BEGIN Source records

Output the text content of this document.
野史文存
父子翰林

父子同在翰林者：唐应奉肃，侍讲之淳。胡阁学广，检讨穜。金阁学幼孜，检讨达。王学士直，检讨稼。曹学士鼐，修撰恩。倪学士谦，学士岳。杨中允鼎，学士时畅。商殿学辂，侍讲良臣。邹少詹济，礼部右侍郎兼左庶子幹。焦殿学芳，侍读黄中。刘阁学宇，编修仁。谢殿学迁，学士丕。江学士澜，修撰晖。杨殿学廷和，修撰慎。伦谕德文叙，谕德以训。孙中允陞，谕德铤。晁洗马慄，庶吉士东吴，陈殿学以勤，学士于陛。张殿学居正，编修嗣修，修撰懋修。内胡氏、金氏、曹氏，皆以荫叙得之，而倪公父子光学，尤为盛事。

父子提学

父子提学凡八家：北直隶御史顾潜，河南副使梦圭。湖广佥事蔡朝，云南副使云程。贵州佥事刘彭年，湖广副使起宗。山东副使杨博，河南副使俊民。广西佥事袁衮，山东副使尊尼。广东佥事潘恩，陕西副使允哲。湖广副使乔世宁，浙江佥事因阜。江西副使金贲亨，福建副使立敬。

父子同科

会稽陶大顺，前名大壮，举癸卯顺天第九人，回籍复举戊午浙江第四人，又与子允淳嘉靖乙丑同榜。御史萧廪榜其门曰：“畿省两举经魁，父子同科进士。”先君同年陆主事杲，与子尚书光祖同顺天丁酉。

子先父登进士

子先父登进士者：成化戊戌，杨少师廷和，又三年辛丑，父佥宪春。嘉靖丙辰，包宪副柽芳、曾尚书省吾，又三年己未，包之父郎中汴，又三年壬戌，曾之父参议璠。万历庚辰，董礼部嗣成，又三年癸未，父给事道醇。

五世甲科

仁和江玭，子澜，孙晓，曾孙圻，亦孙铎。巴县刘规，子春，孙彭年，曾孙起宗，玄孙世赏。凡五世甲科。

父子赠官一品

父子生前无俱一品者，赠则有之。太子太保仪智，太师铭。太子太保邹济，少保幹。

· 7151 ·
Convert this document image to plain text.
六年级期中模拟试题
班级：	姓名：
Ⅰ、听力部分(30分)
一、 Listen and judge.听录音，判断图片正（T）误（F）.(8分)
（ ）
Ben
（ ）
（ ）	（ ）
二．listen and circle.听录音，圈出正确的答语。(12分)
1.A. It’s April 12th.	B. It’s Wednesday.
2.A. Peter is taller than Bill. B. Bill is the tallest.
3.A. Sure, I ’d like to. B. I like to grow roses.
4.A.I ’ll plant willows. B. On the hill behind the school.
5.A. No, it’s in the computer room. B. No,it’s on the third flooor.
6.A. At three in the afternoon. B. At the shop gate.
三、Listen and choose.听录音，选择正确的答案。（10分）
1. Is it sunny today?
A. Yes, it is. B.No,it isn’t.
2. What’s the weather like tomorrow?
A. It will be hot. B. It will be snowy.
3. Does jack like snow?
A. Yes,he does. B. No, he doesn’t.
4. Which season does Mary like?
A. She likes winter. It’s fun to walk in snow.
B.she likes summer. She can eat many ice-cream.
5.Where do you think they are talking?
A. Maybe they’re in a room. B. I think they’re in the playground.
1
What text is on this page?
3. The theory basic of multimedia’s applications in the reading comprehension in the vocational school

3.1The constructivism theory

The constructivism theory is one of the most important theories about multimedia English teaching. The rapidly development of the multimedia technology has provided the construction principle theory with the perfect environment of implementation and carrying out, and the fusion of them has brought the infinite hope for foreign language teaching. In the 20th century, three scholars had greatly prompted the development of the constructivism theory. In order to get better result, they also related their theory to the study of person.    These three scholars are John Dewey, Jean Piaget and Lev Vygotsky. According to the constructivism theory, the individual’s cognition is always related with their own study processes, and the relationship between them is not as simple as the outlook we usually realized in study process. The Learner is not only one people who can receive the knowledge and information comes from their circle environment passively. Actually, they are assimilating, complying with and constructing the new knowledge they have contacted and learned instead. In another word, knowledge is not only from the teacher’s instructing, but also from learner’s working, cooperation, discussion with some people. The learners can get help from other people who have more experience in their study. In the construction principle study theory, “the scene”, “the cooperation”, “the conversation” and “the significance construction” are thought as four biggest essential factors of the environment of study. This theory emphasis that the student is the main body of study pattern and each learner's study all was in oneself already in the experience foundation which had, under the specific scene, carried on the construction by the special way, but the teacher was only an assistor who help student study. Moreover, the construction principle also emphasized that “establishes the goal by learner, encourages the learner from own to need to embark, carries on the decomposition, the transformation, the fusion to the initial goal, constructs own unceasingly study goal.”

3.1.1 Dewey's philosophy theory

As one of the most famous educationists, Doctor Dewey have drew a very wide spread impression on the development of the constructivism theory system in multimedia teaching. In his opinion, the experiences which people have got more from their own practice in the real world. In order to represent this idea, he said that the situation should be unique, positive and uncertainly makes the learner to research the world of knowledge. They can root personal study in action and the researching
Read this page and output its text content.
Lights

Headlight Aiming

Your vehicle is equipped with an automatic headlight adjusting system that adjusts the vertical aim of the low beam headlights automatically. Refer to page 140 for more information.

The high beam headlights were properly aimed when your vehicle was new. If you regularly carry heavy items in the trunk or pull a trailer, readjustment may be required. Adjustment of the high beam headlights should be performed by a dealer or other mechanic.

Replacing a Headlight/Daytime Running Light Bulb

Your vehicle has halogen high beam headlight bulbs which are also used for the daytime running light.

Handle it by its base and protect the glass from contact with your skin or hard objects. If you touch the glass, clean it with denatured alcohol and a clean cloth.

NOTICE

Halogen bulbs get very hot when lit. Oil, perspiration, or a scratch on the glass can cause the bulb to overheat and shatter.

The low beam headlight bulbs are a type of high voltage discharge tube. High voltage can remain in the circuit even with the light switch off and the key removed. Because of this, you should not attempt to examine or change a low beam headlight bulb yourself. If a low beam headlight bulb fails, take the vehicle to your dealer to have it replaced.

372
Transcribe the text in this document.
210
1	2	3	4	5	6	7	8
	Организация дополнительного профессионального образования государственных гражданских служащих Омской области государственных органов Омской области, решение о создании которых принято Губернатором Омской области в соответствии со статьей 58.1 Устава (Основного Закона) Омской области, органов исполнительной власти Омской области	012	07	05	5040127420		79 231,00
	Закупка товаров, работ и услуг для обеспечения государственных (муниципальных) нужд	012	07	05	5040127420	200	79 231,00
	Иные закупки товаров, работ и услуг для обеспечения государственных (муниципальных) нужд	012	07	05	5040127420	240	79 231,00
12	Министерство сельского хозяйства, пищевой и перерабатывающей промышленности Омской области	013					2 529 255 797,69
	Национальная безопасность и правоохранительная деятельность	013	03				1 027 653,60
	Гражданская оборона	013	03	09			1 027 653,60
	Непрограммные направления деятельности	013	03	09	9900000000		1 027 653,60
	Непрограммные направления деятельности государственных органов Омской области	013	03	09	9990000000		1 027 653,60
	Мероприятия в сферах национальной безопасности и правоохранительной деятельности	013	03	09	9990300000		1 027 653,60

END Source records

### What you have to do
Output a single number: how many lines contain the word "when".

### Solution
2